Written problem ->
Tell how many lines in the data below hold the string "JSON"; give nothing but the number.

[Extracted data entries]
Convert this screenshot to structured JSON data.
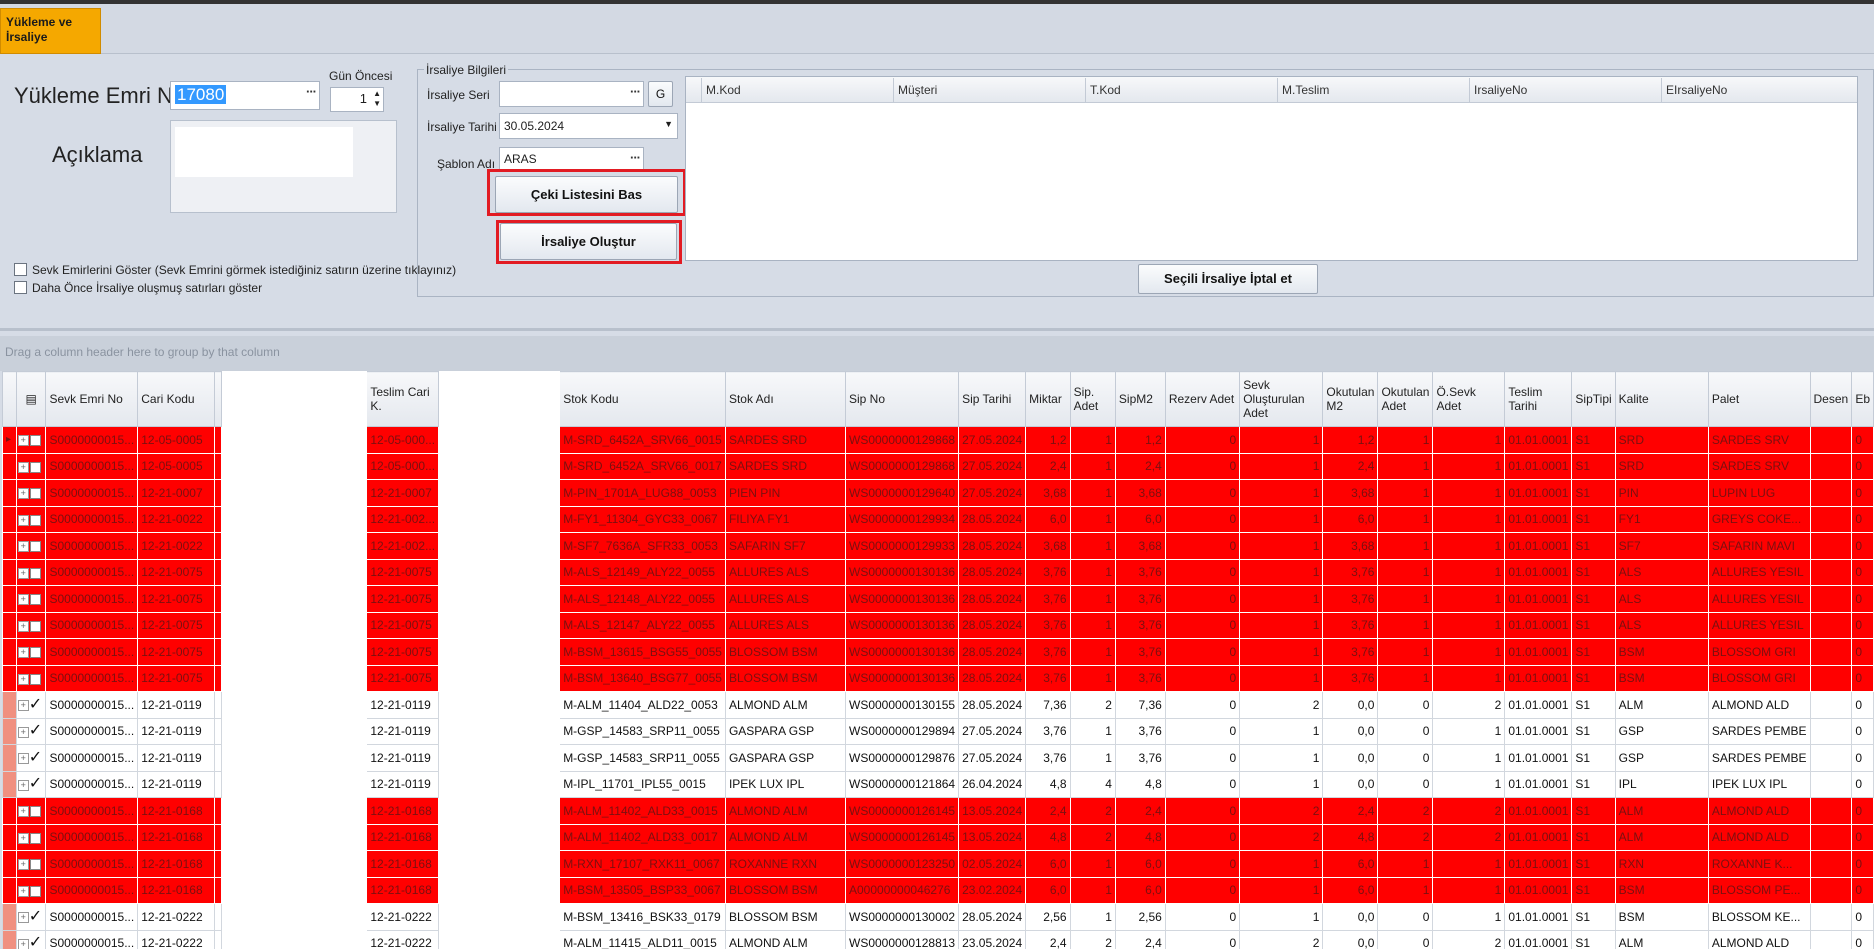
{
  "tab": {
    "label": "Yükleme ve\nİrsaliye"
  },
  "form": {
    "load_order_label": "Yükleme Emri No",
    "load_order_value": "17080",
    "days_before_label": "Gün Öncesi",
    "days_before_value": "1",
    "description_label": "Açıklama",
    "show_dispatch_label": "Sevk Emirlerini Göster (Sevk Emrini görmek istediğiniz satırın üzerine tıklayınız)",
    "show_previous_label": "Daha Önce İrsaliye oluşmuş satırları göster"
  },
  "invoice": {
    "group_title": "İrsaliye Bilgileri",
    "series_label": "İrsaliye Seri",
    "series_value": "",
    "g_button": "G",
    "date_label": "İrsaliye Tarihi",
    "date_value": "30.05.2024",
    "template_label": "Şablon Adı",
    "template_value": "ARAS",
    "print_button": "Çeki Listesini Bas",
    "create_button": "İrsaliye Oluştur",
    "cancel_button": "Seçili İrsaliye İptal et",
    "columns": [
      "M.Kod",
      "Müşteri",
      "T.Kod",
      "M.Teslim",
      "IrsaliyeNo",
      "EIrsaliyeNo"
    ]
  },
  "grid": {
    "group_hint": "Drag a column header here to group by that column",
    "columns": [
      "Sevk Emri No",
      "Cari Kodu",
      "",
      "Teslim Cari K.",
      "",
      "Stok Kodu",
      "Stok Adı",
      "Sip No",
      "Sip Tarihi",
      "Miktar",
      "Sip. Adet",
      "SipM2",
      "Rezerv Adet",
      "Sevk Oluşturulan Adet",
      "Okutulan M2",
      "Okutulan Adet",
      "Ö.Sevk Adet",
      "Teslim Tarihi",
      "SipTipi",
      "Kalite",
      "Palet",
      "Desen",
      "Eb"
    ],
    "rows": [
      {
        "red": true,
        "sevk": "S0000000015...",
        "cari": "12-05-0005",
        "teslim": "12-05-000...",
        "stok": "M-SRD_6452A_SRV66_0015",
        "ad": "SARDES SRD",
        "sip": "WS0000000129868",
        "tarih": "27.05.2024",
        "miktar": "1,2",
        "adet": "1",
        "m2": "1,2",
        "rezerv": "0",
        "olus": "1",
        "okm2": "1,2",
        "okadet": "1",
        "osevk": "1",
        "teslimt": "01.01.0001",
        "tip": "S1",
        "kalite": "SRD",
        "palet": "SARDES SRV",
        "desen": "",
        "eb": "0"
      },
      {
        "red": true,
        "sevk": "S0000000015...",
        "cari": "12-05-0005",
        "teslim": "12-05-000...",
        "stok": "M-SRD_6452A_SRV66_0017",
        "ad": "SARDES SRD",
        "sip": "WS0000000129868",
        "tarih": "27.05.2024",
        "miktar": "2,4",
        "adet": "1",
        "m2": "2,4",
        "rezerv": "0",
        "olus": "1",
        "okm2": "2,4",
        "okadet": "1",
        "osevk": "1",
        "teslimt": "01.01.0001",
        "tip": "S1",
        "kalite": "SRD",
        "palet": "SARDES SRV",
        "desen": "",
        "eb": "0"
      },
      {
        "red": true,
        "sevk": "S0000000015...",
        "cari": "12-21-0007",
        "teslim": "12-21-0007",
        "stok": "M-PIN_1701A_LUG88_0053",
        "ad": "PIEN PIN",
        "sip": "WS0000000129640",
        "tarih": "27.05.2024",
        "miktar": "3,68",
        "adet": "1",
        "m2": "3,68",
        "rezerv": "0",
        "olus": "1",
        "okm2": "3,68",
        "okadet": "1",
        "osevk": "1",
        "teslimt": "01.01.0001",
        "tip": "S1",
        "kalite": "PIN",
        "palet": "LUPIN LUG",
        "desen": "",
        "eb": "0"
      },
      {
        "red": true,
        "sevk": "S0000000015...",
        "cari": "12-21-0022",
        "teslim": "12-21-002...",
        "stok": "M-FY1_11304_GYC33_0067",
        "ad": "FILIYA FY1",
        "sip": "WS0000000129934",
        "tarih": "28.05.2024",
        "miktar": "6,0",
        "adet": "1",
        "m2": "6,0",
        "rezerv": "0",
        "olus": "1",
        "okm2": "6,0",
        "okadet": "1",
        "osevk": "1",
        "teslimt": "01.01.0001",
        "tip": "S1",
        "kalite": "FY1",
        "palet": "GREYS COKE...",
        "desen": "",
        "eb": "0"
      },
      {
        "red": true,
        "sevk": "S0000000015...",
        "cari": "12-21-0022",
        "teslim": "12-21-002...",
        "stok": "M-SF7_7636A_SFR33_0053",
        "ad": "SAFARIN SF7",
        "sip": "WS0000000129933",
        "tarih": "28.05.2024",
        "miktar": "3,68",
        "adet": "1",
        "m2": "3,68",
        "rezerv": "0",
        "olus": "1",
        "okm2": "3,68",
        "okadet": "1",
        "osevk": "1",
        "teslimt": "01.01.0001",
        "tip": "S1",
        "kalite": "SF7",
        "palet": "SAFARIN MAVI",
        "desen": "",
        "eb": "0"
      },
      {
        "red": true,
        "sevk": "S0000000015...",
        "cari": "12-21-0075",
        "teslim": "12-21-0075",
        "stok": "M-ALS_12149_ALY22_0055",
        "ad": "ALLURES ALS",
        "sip": "WS0000000130136",
        "tarih": "28.05.2024",
        "miktar": "3,76",
        "adet": "1",
        "m2": "3,76",
        "rezerv": "0",
        "olus": "1",
        "okm2": "3,76",
        "okadet": "1",
        "osevk": "1",
        "teslimt": "01.01.0001",
        "tip": "S1",
        "kalite": "ALS",
        "palet": "ALLURES YESIL",
        "desen": "",
        "eb": "0"
      },
      {
        "red": true,
        "sevk": "S0000000015...",
        "cari": "12-21-0075",
        "teslim": "12-21-0075",
        "stok": "M-ALS_12148_ALY22_0055",
        "ad": "ALLURES ALS",
        "sip": "WS0000000130136",
        "tarih": "28.05.2024",
        "miktar": "3,76",
        "adet": "1",
        "m2": "3,76",
        "rezerv": "0",
        "olus": "1",
        "okm2": "3,76",
        "okadet": "1",
        "osevk": "1",
        "teslimt": "01.01.0001",
        "tip": "S1",
        "kalite": "ALS",
        "palet": "ALLURES YESIL",
        "desen": "",
        "eb": "0"
      },
      {
        "red": true,
        "sevk": "S0000000015...",
        "cari": "12-21-0075",
        "teslim": "12-21-0075",
        "stok": "M-ALS_12147_ALY22_0055",
        "ad": "ALLURES ALS",
        "sip": "WS0000000130136",
        "tarih": "28.05.2024",
        "miktar": "3,76",
        "adet": "1",
        "m2": "3,76",
        "rezerv": "0",
        "olus": "1",
        "okm2": "3,76",
        "okadet": "1",
        "osevk": "1",
        "teslimt": "01.01.0001",
        "tip": "S1",
        "kalite": "ALS",
        "palet": "ALLURES YESIL",
        "desen": "",
        "eb": "0"
      },
      {
        "red": true,
        "sevk": "S0000000015...",
        "cari": "12-21-0075",
        "teslim": "12-21-0075",
        "stok": "M-BSM_13615_BSG55_0055",
        "ad": "BLOSSOM BSM",
        "sip": "WS0000000130136",
        "tarih": "28.05.2024",
        "miktar": "3,76",
        "adet": "1",
        "m2": "3,76",
        "rezerv": "0",
        "olus": "1",
        "okm2": "3,76",
        "okadet": "1",
        "osevk": "1",
        "teslimt": "01.01.0001",
        "tip": "S1",
        "kalite": "BSM",
        "palet": "BLOSSOM GRI",
        "desen": "",
        "eb": "0"
      },
      {
        "red": true,
        "sevk": "S0000000015...",
        "cari": "12-21-0075",
        "teslim": "12-21-0075",
        "stok": "M-BSM_13640_BSG77_0055",
        "ad": "BLOSSOM BSM",
        "sip": "WS0000000130136",
        "tarih": "28.05.2024",
        "miktar": "3,76",
        "adet": "1",
        "m2": "3,76",
        "rezerv": "0",
        "olus": "1",
        "okm2": "3,76",
        "okadet": "1",
        "osevk": "1",
        "teslimt": "01.01.0001",
        "tip": "S1",
        "kalite": "BSM",
        "palet": "BLOSSOM GRI",
        "desen": "",
        "eb": "0"
      },
      {
        "red": false,
        "sevk": "S0000000015...",
        "cari": "12-21-0119",
        "teslim": "12-21-0119",
        "stok": "M-ALM_11404_ALD22_0053",
        "ad": "ALMOND ALM",
        "sip": "WS0000000130155",
        "tarih": "28.05.2024",
        "miktar": "7,36",
        "adet": "2",
        "m2": "7,36",
        "rezerv": "0",
        "olus": "2",
        "okm2": "0,0",
        "okadet": "0",
        "osevk": "2",
        "teslimt": "01.01.0001",
        "tip": "S1",
        "kalite": "ALM",
        "palet": "ALMOND ALD",
        "desen": "",
        "eb": "0"
      },
      {
        "red": false,
        "sevk": "S0000000015...",
        "cari": "12-21-0119",
        "teslim": "12-21-0119",
        "stok": "M-GSP_14583_SRP11_0055",
        "ad": "GASPARA GSP",
        "sip": "WS0000000129894",
        "tarih": "27.05.2024",
        "miktar": "3,76",
        "adet": "1",
        "m2": "3,76",
        "rezerv": "0",
        "olus": "1",
        "okm2": "0,0",
        "okadet": "0",
        "osevk": "1",
        "teslimt": "01.01.0001",
        "tip": "S1",
        "kalite": "GSP",
        "palet": "SARDES PEMBE",
        "desen": "",
        "eb": "0"
      },
      {
        "red": false,
        "sevk": "S0000000015...",
        "cari": "12-21-0119",
        "teslim": "12-21-0119",
        "stok": "M-GSP_14583_SRP11_0055",
        "ad": "GASPARA GSP",
        "sip": "WS0000000129876",
        "tarih": "27.05.2024",
        "miktar": "3,76",
        "adet": "1",
        "m2": "3,76",
        "rezerv": "0",
        "olus": "1",
        "okm2": "0,0",
        "okadet": "0",
        "osevk": "1",
        "teslimt": "01.01.0001",
        "tip": "S1",
        "kalite": "GSP",
        "palet": "SARDES PEMBE",
        "desen": "",
        "eb": "0"
      },
      {
        "red": false,
        "sevk": "S0000000015...",
        "cari": "12-21-0119",
        "teslim": "12-21-0119",
        "stok": "M-IPL_11701_IPL55_0015",
        "ad": "IPEK LUX IPL",
        "sip": "WS0000000121864",
        "tarih": "26.04.2024",
        "miktar": "4,8",
        "adet": "4",
        "m2": "4,8",
        "rezerv": "0",
        "olus": "1",
        "okm2": "0,0",
        "okadet": "0",
        "osevk": "1",
        "teslimt": "01.01.0001",
        "tip": "S1",
        "kalite": "IPL",
        "palet": "IPEK LUX IPL",
        "desen": "",
        "eb": "0"
      },
      {
        "red": true,
        "sevk": "S0000000015...",
        "cari": "12-21-0168",
        "teslim": "12-21-0168",
        "stok": "M-ALM_11402_ALD33_0015",
        "ad": "ALMOND ALM",
        "sip": "WS0000000126145",
        "tarih": "13.05.2024",
        "miktar": "2,4",
        "adet": "2",
        "m2": "2,4",
        "rezerv": "0",
        "olus": "2",
        "okm2": "2,4",
        "okadet": "2",
        "osevk": "2",
        "teslimt": "01.01.0001",
        "tip": "S1",
        "kalite": "ALM",
        "palet": "ALMOND ALD",
        "desen": "",
        "eb": "0"
      },
      {
        "red": true,
        "sevk": "S0000000015...",
        "cari": "12-21-0168",
        "teslim": "12-21-0168",
        "stok": "M-ALM_11402_ALD33_0017",
        "ad": "ALMOND ALM",
        "sip": "WS0000000126145",
        "tarih": "13.05.2024",
        "miktar": "4,8",
        "adet": "2",
        "m2": "4,8",
        "rezerv": "0",
        "olus": "2",
        "okm2": "4,8",
        "okadet": "2",
        "osevk": "2",
        "teslimt": "01.01.0001",
        "tip": "S1",
        "kalite": "ALM",
        "palet": "ALMOND ALD",
        "desen": "",
        "eb": "0"
      },
      {
        "red": true,
        "sevk": "S0000000015...",
        "cari": "12-21-0168",
        "teslim": "12-21-0168",
        "stok": "M-RXN_17107_RXK11_0067",
        "ad": "ROXANNE RXN",
        "sip": "WS0000000123250",
        "tarih": "02.05.2024",
        "miktar": "6,0",
        "adet": "1",
        "m2": "6,0",
        "rezerv": "0",
        "olus": "1",
        "okm2": "6,0",
        "okadet": "1",
        "osevk": "1",
        "teslimt": "01.01.0001",
        "tip": "S1",
        "kalite": "RXN",
        "palet": "ROXANNE K...",
        "desen": "",
        "eb": "0"
      },
      {
        "red": true,
        "sevk": "S0000000015...",
        "cari": "12-21-0168",
        "teslim": "12-21-0168",
        "stok": "M-BSM_13505_BSP33_0067",
        "ad": "BLOSSOM BSM",
        "sip": "A00000000046276",
        "tarih": "23.02.2024",
        "miktar": "6,0",
        "adet": "1",
        "m2": "6,0",
        "rezerv": "0",
        "olus": "1",
        "okm2": "6,0",
        "okadet": "1",
        "osevk": "1",
        "teslimt": "01.01.0001",
        "tip": "S1",
        "kalite": "BSM",
        "palet": "BLOSSOM PE...",
        "desen": "",
        "eb": "0"
      },
      {
        "red": false,
        "sevk": "S0000000015...",
        "cari": "12-21-0222",
        "teslim": "12-21-0222",
        "stok": "M-BSM_13416_BSK33_0179",
        "ad": "BLOSSOM BSM",
        "sip": "WS0000000130002",
        "tarih": "28.05.2024",
        "miktar": "2,56",
        "adet": "1",
        "m2": "2,56",
        "rezerv": "0",
        "olus": "1",
        "okm2": "0,0",
        "okadet": "0",
        "osevk": "1",
        "teslimt": "01.01.0001",
        "tip": "S1",
        "kalite": "BSM",
        "palet": "BLOSSOM KE...",
        "desen": "",
        "eb": "0"
      },
      {
        "red": false,
        "sevk": "S0000000015...",
        "cari": "12-21-0222",
        "teslim": "12-21-0222",
        "stok": "M-ALM_11415_ALD11_0015",
        "ad": "ALMOND ALM",
        "sip": "WS0000000128813",
        "tarih": "23.05.2024",
        "miktar": "2,4",
        "adet": "2",
        "m2": "2,4",
        "rezerv": "0",
        "olus": "2",
        "okm2": "0,0",
        "okadet": "0",
        "osevk": "2",
        "teslimt": "01.01.0001",
        "tip": "S1",
        "kalite": "ALM",
        "palet": "ALMOND ALD",
        "desen": "",
        "eb": "0"
      }
    ]
  }
}
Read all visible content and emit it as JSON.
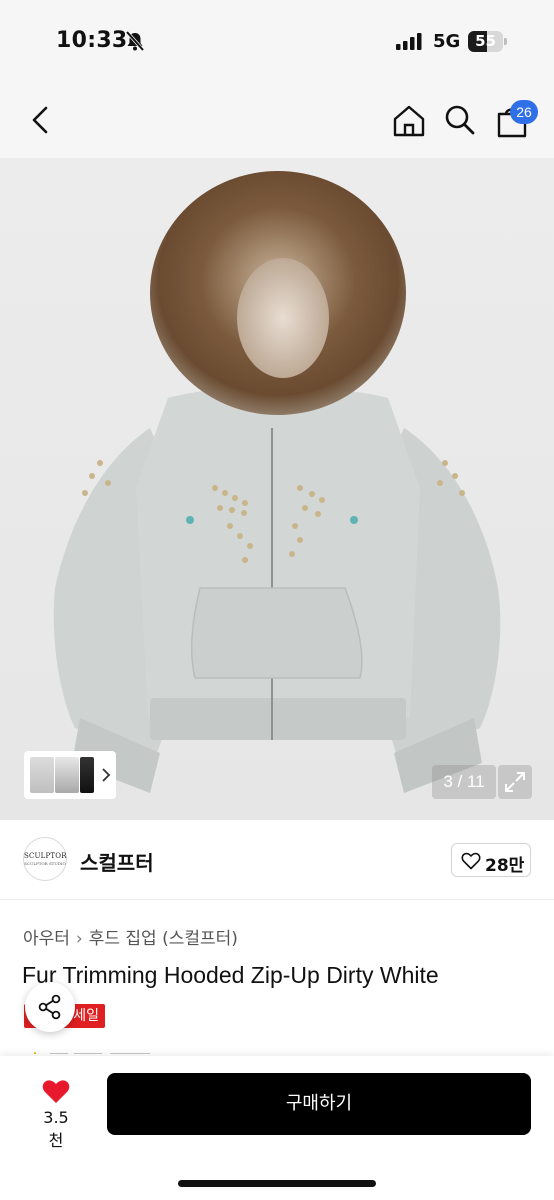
{
  "status_bar": {
    "time": "10:33",
    "network": "5G",
    "battery_level": "55",
    "battery_fraction": 0.55
  },
  "header": {
    "cart_count": "26"
  },
  "gallery": {
    "counter": "3 / 11",
    "current": 3,
    "total": 11
  },
  "store": {
    "logo_text": "SCULPTOR",
    "logo_sub": "SCULPTOR STUDIO",
    "name": "스컬프터",
    "likes": "28만"
  },
  "product": {
    "breadcrumb": [
      "아우터",
      "후드 집업 (스컬프터)"
    ],
    "title": "Fur Trimming Hooded Zip-Up Dirty White",
    "sale_label": "세일"
  },
  "bottom_bar": {
    "wish_count": "3.5천",
    "buy_label": "구매하기"
  },
  "colors": {
    "accent_blue": "#2f6fe8",
    "sale_red": "#e02020",
    "heart_red": "#e8192c",
    "buy_button": "#000000"
  }
}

Result of the exercise ->
2